(Data listing)
------------------------------------------------------------
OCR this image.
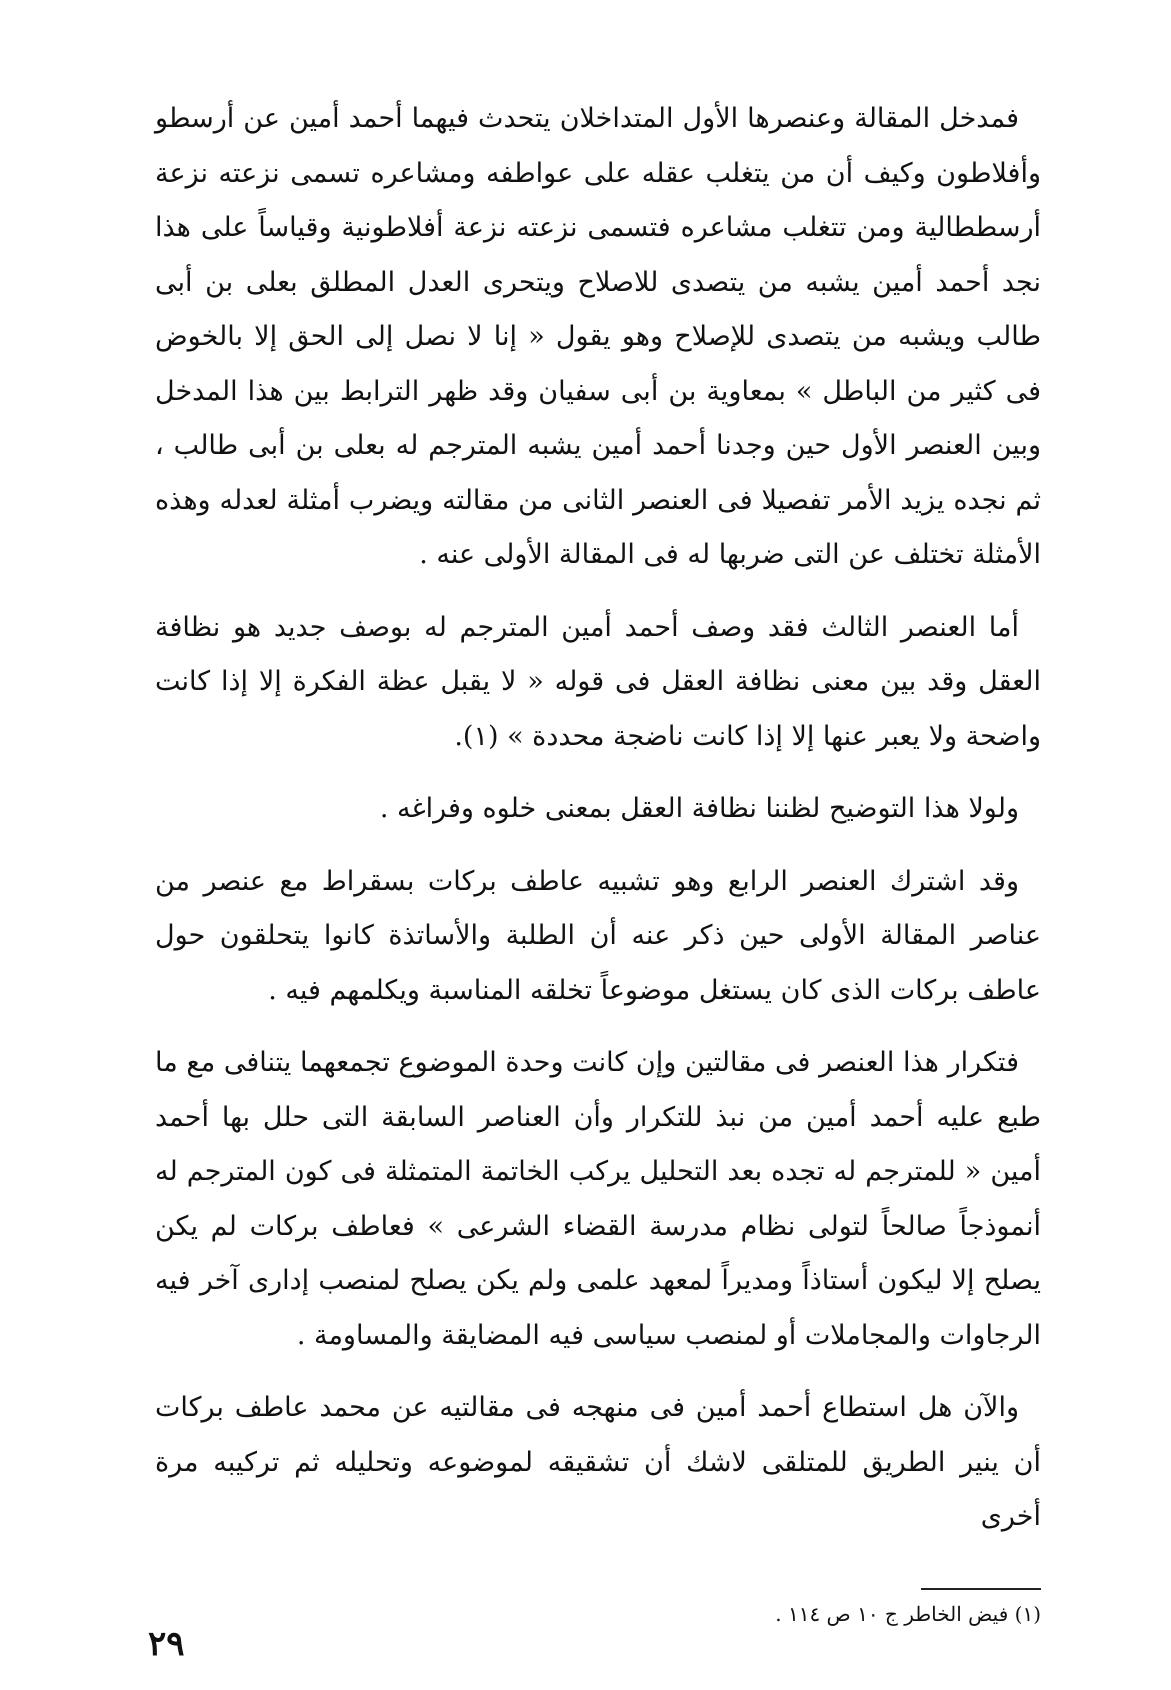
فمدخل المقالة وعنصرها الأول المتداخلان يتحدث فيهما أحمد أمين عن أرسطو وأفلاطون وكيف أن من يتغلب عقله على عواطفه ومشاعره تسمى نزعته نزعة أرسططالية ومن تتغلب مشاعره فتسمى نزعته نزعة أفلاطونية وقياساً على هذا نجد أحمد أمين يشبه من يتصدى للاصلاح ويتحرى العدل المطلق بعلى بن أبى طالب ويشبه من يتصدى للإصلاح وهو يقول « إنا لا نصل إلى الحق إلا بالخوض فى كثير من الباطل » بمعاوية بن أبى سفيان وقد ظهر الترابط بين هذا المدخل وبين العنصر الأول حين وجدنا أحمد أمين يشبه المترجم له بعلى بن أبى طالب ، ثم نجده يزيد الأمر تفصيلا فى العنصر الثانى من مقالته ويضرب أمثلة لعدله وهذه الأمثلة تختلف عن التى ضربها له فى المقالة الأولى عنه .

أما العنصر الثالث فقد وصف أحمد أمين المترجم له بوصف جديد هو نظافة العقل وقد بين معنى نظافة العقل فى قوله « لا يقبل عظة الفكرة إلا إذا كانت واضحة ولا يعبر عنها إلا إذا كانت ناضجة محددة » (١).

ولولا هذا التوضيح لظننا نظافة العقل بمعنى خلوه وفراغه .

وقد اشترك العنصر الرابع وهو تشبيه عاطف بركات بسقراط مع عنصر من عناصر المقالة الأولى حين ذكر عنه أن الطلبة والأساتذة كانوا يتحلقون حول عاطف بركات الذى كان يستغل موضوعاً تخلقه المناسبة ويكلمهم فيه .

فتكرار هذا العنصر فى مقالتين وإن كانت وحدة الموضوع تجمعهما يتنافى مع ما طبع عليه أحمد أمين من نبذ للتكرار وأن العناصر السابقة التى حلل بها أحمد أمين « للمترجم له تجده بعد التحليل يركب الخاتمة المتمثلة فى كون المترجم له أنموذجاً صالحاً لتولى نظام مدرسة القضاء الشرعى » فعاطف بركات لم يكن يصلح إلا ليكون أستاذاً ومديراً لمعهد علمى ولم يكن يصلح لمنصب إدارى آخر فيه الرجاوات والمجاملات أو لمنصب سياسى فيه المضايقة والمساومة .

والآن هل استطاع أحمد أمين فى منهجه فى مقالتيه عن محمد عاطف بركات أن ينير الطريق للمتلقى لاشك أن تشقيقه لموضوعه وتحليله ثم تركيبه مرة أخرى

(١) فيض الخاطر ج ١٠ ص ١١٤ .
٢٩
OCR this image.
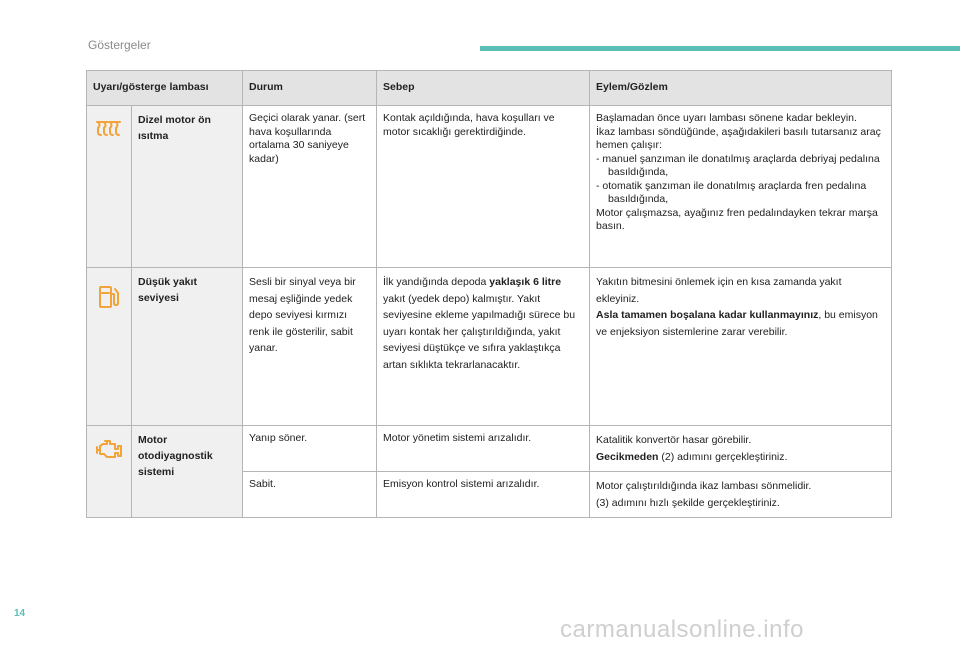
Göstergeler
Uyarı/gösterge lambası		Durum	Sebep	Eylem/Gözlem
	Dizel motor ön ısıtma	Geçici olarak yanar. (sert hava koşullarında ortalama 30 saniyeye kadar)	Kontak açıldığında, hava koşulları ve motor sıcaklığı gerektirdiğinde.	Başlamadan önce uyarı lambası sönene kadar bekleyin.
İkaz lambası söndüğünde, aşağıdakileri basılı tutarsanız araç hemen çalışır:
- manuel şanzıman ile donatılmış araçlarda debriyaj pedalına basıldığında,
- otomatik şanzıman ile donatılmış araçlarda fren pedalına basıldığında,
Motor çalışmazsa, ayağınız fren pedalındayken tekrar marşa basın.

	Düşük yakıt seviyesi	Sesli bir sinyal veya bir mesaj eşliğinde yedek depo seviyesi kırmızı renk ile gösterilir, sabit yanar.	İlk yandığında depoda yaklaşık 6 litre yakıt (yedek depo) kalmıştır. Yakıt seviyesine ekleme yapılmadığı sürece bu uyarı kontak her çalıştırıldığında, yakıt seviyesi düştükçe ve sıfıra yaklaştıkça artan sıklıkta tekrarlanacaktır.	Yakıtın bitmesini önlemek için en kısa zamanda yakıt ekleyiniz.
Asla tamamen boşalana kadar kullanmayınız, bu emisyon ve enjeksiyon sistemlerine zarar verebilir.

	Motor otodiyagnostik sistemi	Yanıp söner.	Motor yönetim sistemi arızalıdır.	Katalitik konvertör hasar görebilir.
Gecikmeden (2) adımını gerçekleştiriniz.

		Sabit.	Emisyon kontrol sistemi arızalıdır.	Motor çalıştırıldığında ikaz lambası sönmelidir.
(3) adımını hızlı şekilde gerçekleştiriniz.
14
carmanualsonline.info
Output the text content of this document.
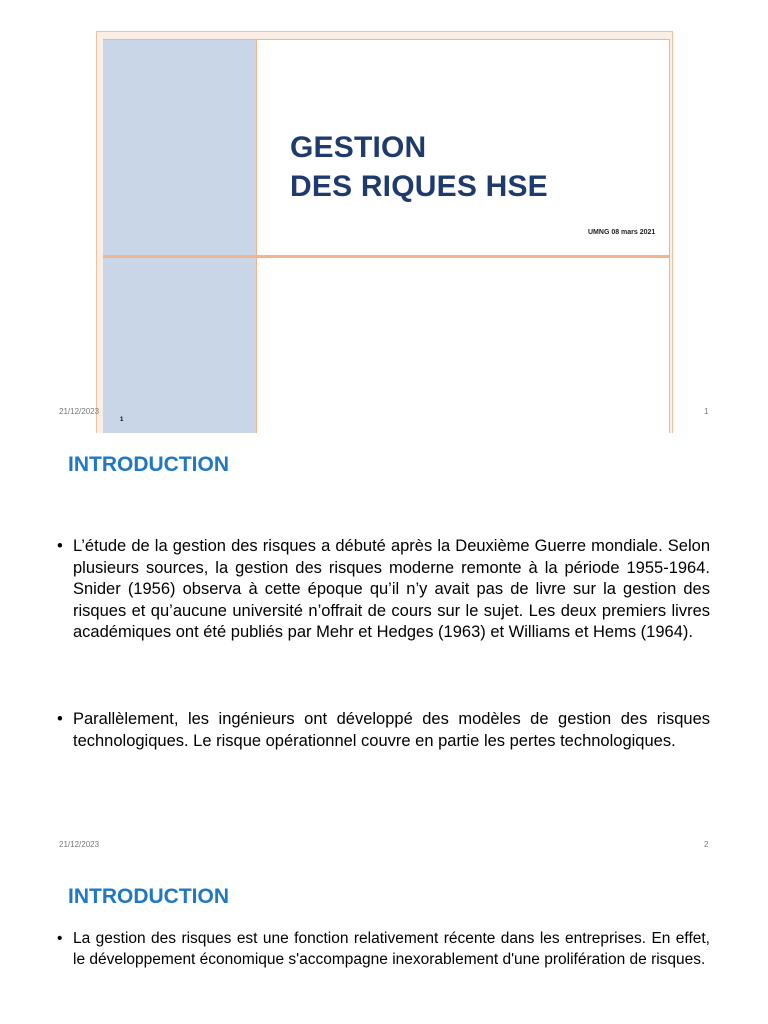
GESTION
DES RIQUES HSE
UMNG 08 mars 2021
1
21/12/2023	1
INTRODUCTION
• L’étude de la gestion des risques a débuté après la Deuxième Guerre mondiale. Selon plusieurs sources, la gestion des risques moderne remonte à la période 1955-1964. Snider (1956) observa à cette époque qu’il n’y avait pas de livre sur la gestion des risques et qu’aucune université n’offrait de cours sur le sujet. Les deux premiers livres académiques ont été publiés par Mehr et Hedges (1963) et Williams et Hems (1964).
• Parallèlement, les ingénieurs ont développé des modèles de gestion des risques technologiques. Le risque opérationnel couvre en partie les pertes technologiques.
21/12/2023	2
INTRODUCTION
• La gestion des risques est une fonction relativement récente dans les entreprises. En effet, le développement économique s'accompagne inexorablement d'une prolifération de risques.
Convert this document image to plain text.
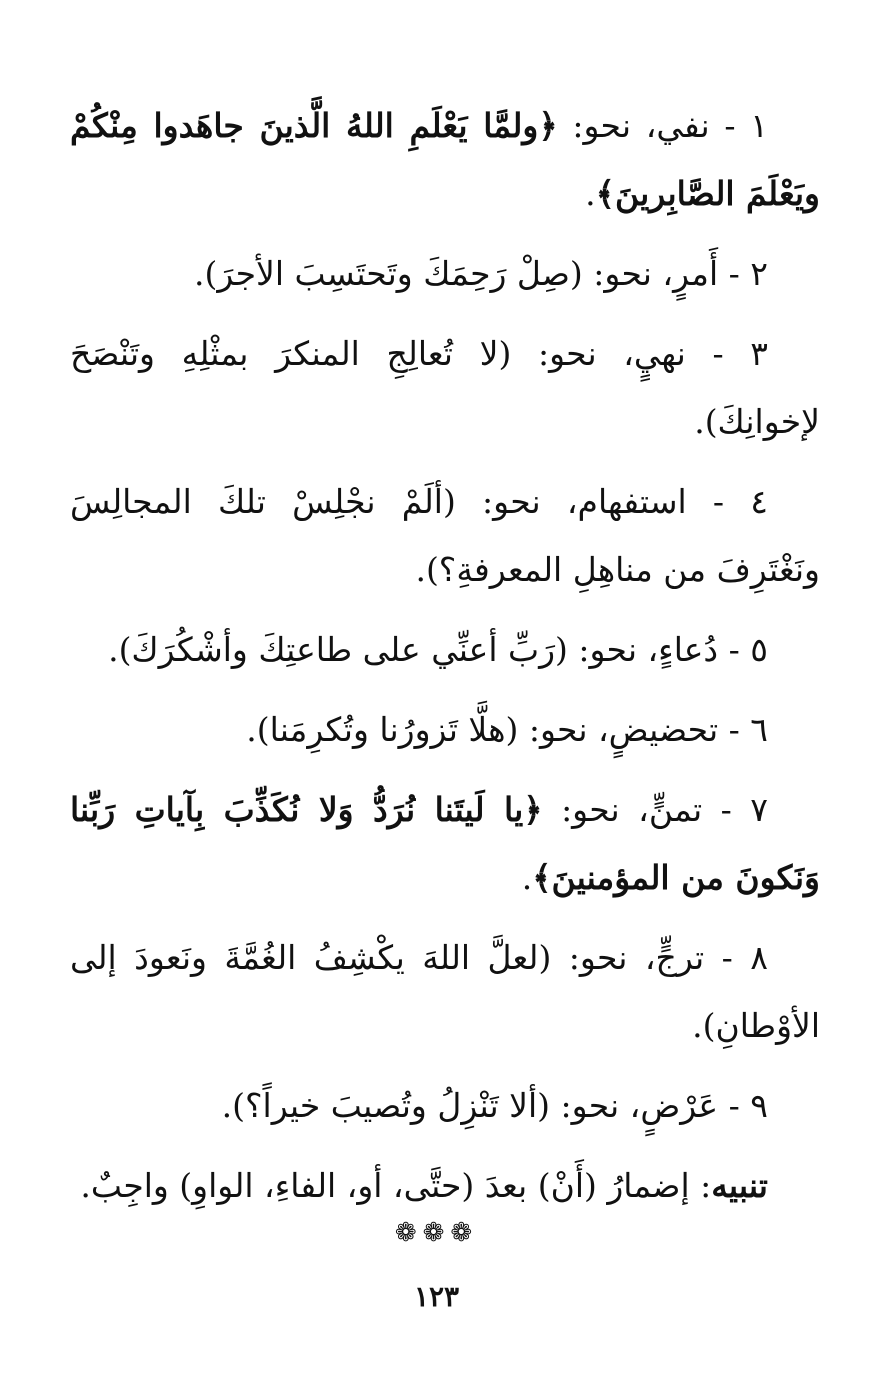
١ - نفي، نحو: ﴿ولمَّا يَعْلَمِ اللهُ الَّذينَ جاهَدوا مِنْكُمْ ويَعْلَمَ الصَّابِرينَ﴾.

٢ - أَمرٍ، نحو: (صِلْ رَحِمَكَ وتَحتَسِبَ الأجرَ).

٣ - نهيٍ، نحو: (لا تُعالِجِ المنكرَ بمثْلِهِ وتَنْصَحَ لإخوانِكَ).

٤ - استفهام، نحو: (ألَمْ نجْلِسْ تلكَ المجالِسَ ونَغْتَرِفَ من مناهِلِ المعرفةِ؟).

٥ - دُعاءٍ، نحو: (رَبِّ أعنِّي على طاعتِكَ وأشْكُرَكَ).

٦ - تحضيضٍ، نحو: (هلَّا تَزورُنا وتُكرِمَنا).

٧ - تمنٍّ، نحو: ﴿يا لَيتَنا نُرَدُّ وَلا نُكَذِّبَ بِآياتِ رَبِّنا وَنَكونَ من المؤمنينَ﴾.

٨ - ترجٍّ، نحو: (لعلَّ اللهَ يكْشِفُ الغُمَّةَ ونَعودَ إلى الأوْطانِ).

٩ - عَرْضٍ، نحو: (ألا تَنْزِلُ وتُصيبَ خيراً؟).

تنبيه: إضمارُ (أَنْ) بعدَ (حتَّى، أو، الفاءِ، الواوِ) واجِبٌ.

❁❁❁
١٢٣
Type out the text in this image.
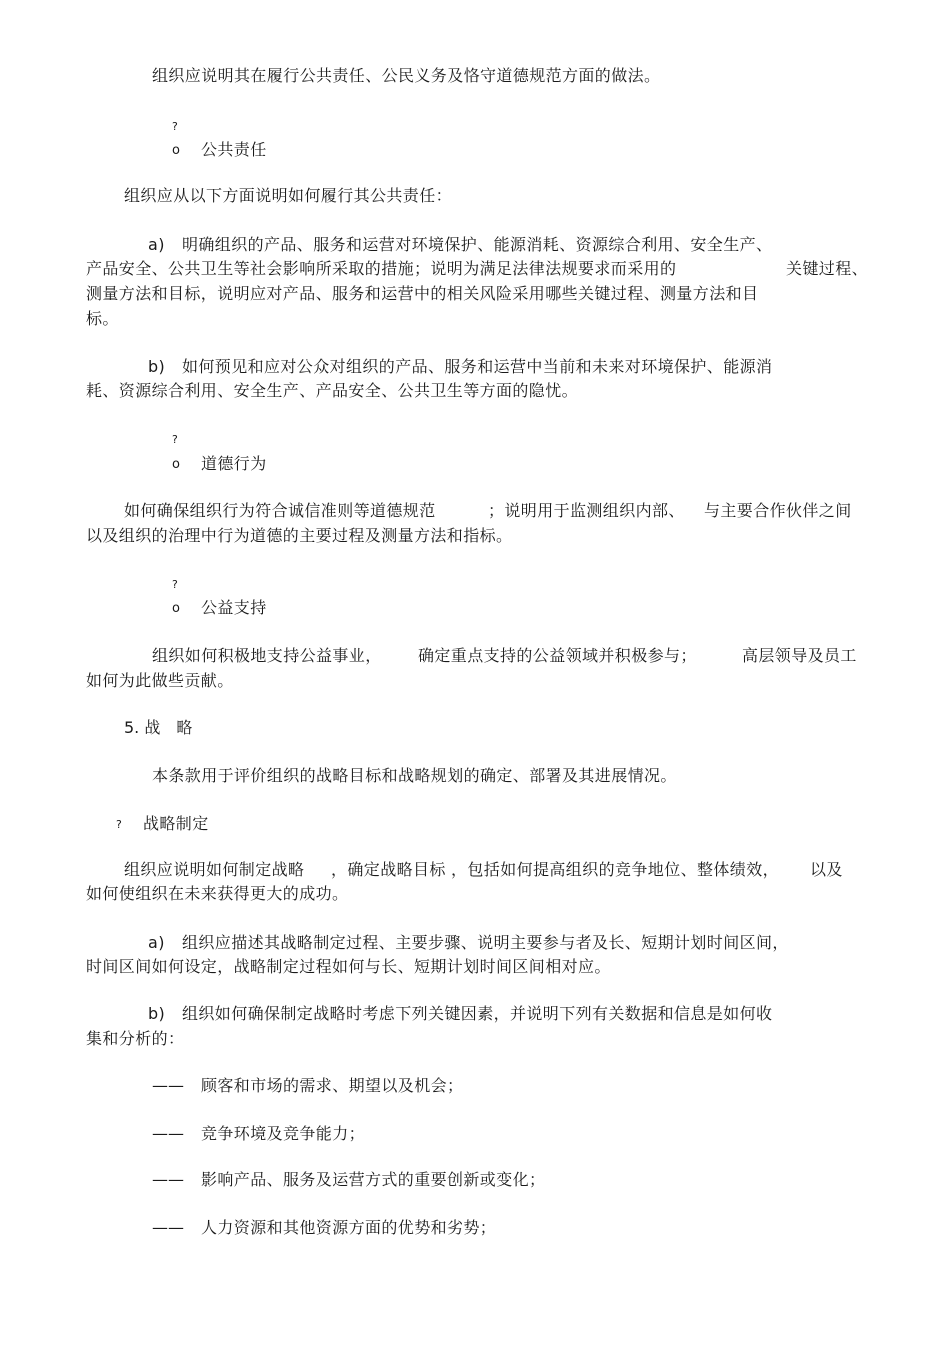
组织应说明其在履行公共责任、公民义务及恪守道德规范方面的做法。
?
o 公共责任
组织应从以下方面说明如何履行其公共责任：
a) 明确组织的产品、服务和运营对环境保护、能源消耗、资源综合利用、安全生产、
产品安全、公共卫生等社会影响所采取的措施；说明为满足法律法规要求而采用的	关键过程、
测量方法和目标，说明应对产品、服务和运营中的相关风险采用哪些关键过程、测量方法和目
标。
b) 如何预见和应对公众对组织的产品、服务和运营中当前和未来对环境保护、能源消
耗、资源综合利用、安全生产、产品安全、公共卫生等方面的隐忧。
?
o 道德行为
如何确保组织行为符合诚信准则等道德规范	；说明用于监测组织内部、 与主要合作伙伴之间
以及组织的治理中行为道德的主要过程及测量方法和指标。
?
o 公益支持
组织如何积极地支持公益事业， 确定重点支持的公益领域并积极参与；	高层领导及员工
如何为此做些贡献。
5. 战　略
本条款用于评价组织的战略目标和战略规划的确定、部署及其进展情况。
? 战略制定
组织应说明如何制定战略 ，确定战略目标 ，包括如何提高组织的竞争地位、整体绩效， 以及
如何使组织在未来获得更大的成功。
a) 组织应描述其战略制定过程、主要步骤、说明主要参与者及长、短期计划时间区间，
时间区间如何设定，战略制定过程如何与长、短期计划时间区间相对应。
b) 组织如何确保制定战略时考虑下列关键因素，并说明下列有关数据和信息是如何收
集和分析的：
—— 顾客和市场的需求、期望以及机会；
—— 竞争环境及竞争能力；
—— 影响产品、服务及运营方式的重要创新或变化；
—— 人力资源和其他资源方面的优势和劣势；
------------------------------------------------------------
* Task brief
Working from the line that contains "Type out the text in this image." to the last line of the listing, please quote each line exactly, pictures excluded.

* Correct response
Type out the text in this image.
组织应说明其在履行公共责任、公民义务及恪守道德规范方面的做法。
?
o 公共责任
组织应从以下方面说明如何履行其公共责任：
a) 明确组织的产品、服务和运营对环境保护、能源消耗、资源综合利用、安全生产、
产品安全、公共卫生等社会影响所采取的措施；说明为满足法律法规要求而采用的	关键过程、
测量方法和目标，说明应对产品、服务和运营中的相关风险采用哪些关键过程、测量方法和目
标。
b) 如何预见和应对公众对组织的产品、服务和运营中当前和未来对环境保护、能源消
耗、资源综合利用、安全生产、产品安全、公共卫生等方面的隐忧。
?
o 道德行为
如何确保组织行为符合诚信准则等道德规范	；说明用于监测组织内部、 与主要合作伙伴之间
以及组织的治理中行为道德的主要过程及测量方法和指标。
?
o 公益支持
组织如何积极地支持公益事业， 确定重点支持的公益领域并积极参与；	高层领导及员工
如何为此做些贡献。
5. 战　略
本条款用于评价组织的战略目标和战略规划的确定、部署及其进展情况。
? 战略制定
组织应说明如何制定战略 ，确定战略目标 ，包括如何提高组织的竞争地位、整体绩效， 以及
如何使组织在未来获得更大的成功。
a) 组织应描述其战略制定过程、主要步骤、说明主要参与者及长、短期计划时间区间，
时间区间如何设定，战略制定过程如何与长、短期计划时间区间相对应。
b) 组织如何确保制定战略时考虑下列关键因素，并说明下列有关数据和信息是如何收
集和分析的：
—— 顾客和市场的需求、期望以及机会；
—— 竞争环境及竞争能力；
—— 影响产品、服务及运营方式的重要创新或变化；
—— 人力资源和其他资源方面的优势和劣势；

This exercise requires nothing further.